:: Rows ::

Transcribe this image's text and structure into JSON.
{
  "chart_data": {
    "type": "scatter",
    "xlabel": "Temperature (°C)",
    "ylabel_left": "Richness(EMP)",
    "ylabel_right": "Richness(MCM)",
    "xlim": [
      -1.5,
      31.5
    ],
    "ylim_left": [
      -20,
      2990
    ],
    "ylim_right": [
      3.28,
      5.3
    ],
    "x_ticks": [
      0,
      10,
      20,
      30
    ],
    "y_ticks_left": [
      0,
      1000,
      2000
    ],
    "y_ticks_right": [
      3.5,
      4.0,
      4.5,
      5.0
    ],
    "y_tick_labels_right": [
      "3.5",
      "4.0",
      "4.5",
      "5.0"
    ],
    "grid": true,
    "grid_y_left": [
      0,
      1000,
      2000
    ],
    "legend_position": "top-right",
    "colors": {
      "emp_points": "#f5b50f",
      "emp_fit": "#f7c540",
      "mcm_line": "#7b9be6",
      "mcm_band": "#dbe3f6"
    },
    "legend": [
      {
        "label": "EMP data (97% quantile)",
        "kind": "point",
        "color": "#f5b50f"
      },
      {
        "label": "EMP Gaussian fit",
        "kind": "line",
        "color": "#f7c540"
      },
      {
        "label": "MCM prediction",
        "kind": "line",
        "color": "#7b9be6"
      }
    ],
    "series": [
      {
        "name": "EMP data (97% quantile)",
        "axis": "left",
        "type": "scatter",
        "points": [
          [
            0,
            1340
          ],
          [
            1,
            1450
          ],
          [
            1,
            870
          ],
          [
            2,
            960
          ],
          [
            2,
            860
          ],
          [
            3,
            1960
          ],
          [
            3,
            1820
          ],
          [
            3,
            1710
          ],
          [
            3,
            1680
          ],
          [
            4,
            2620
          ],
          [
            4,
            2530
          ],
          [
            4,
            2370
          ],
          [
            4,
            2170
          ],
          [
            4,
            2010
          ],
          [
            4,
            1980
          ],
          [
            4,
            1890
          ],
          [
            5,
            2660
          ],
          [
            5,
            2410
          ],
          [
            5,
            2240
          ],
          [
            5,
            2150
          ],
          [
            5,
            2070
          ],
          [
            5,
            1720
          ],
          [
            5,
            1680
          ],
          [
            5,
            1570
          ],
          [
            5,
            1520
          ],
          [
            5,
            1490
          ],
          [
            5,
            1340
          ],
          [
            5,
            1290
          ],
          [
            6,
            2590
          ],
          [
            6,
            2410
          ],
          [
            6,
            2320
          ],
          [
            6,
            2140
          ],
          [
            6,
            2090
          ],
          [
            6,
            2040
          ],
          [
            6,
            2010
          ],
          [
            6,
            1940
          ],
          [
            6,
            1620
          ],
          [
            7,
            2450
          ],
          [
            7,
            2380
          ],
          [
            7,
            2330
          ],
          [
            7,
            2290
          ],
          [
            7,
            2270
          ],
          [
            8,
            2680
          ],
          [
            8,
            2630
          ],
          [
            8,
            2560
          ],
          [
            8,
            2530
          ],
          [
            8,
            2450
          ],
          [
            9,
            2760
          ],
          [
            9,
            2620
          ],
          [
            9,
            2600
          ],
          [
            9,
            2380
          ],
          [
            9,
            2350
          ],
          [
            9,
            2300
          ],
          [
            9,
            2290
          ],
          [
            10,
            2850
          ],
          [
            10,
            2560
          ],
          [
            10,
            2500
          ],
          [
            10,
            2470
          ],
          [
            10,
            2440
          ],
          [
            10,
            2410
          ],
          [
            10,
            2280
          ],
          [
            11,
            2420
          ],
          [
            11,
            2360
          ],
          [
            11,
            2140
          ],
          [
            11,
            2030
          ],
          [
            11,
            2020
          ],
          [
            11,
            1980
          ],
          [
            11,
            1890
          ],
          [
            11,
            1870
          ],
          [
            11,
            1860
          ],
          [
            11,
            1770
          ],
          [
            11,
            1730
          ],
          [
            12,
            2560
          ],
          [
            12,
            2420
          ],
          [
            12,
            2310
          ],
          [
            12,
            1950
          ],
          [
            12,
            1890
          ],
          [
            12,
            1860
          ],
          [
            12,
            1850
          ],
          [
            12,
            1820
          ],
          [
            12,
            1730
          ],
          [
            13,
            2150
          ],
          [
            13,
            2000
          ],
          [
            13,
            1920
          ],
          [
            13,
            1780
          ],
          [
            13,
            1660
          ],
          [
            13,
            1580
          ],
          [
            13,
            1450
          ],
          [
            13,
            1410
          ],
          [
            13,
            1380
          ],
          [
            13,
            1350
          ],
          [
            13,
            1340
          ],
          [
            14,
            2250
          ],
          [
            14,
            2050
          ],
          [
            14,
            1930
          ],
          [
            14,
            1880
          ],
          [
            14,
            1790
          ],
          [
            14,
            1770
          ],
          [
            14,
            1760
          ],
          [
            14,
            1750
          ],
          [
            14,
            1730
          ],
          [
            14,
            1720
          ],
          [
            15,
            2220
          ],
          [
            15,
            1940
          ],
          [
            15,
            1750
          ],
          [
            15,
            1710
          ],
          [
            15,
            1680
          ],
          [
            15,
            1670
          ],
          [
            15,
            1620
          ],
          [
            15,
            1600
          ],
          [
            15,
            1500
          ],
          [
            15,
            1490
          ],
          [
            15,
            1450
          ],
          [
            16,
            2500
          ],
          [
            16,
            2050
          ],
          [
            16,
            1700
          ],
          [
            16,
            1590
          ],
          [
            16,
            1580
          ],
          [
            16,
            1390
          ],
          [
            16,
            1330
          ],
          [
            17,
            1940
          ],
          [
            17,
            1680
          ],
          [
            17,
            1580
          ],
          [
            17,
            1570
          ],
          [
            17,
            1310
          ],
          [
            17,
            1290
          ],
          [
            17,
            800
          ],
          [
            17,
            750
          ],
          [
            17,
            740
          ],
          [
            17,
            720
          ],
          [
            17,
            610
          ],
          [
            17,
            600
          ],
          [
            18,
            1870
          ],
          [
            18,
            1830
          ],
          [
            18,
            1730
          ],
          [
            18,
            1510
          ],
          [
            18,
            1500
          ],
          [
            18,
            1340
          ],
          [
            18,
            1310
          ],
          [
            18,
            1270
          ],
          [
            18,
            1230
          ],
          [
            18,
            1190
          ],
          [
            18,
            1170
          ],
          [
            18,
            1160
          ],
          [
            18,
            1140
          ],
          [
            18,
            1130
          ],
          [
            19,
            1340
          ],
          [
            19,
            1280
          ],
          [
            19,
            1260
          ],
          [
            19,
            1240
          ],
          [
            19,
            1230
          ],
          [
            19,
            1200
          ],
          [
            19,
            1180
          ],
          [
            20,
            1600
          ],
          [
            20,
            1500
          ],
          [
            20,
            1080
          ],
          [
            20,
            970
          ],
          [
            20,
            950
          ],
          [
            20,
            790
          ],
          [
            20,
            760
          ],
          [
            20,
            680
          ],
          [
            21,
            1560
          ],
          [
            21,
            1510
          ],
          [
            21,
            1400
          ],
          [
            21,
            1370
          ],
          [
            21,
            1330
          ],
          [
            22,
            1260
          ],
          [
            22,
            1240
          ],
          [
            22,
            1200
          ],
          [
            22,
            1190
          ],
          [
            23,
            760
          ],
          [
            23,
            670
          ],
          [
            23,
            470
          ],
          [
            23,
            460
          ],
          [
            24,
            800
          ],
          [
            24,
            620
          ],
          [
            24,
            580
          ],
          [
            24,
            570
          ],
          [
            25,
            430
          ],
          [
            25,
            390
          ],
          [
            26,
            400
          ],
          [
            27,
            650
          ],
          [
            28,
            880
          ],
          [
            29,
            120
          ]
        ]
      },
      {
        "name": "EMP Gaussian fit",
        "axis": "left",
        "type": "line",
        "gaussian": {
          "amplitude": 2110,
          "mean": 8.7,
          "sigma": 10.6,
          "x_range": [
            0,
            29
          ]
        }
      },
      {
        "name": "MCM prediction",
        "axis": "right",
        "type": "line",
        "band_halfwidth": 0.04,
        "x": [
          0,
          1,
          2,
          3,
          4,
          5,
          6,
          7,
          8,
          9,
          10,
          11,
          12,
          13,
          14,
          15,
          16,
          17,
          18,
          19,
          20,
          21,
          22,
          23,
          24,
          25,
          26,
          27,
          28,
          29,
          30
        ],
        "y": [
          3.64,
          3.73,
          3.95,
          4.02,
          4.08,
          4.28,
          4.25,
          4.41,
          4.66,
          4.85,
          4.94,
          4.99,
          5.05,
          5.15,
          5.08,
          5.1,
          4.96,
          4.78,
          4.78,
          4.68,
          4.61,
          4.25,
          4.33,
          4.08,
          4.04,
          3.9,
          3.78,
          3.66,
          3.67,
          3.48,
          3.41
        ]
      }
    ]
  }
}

:::

Set problem ▸
Give only the number of lines in the data that hold the word "type".

Task answer ▸
4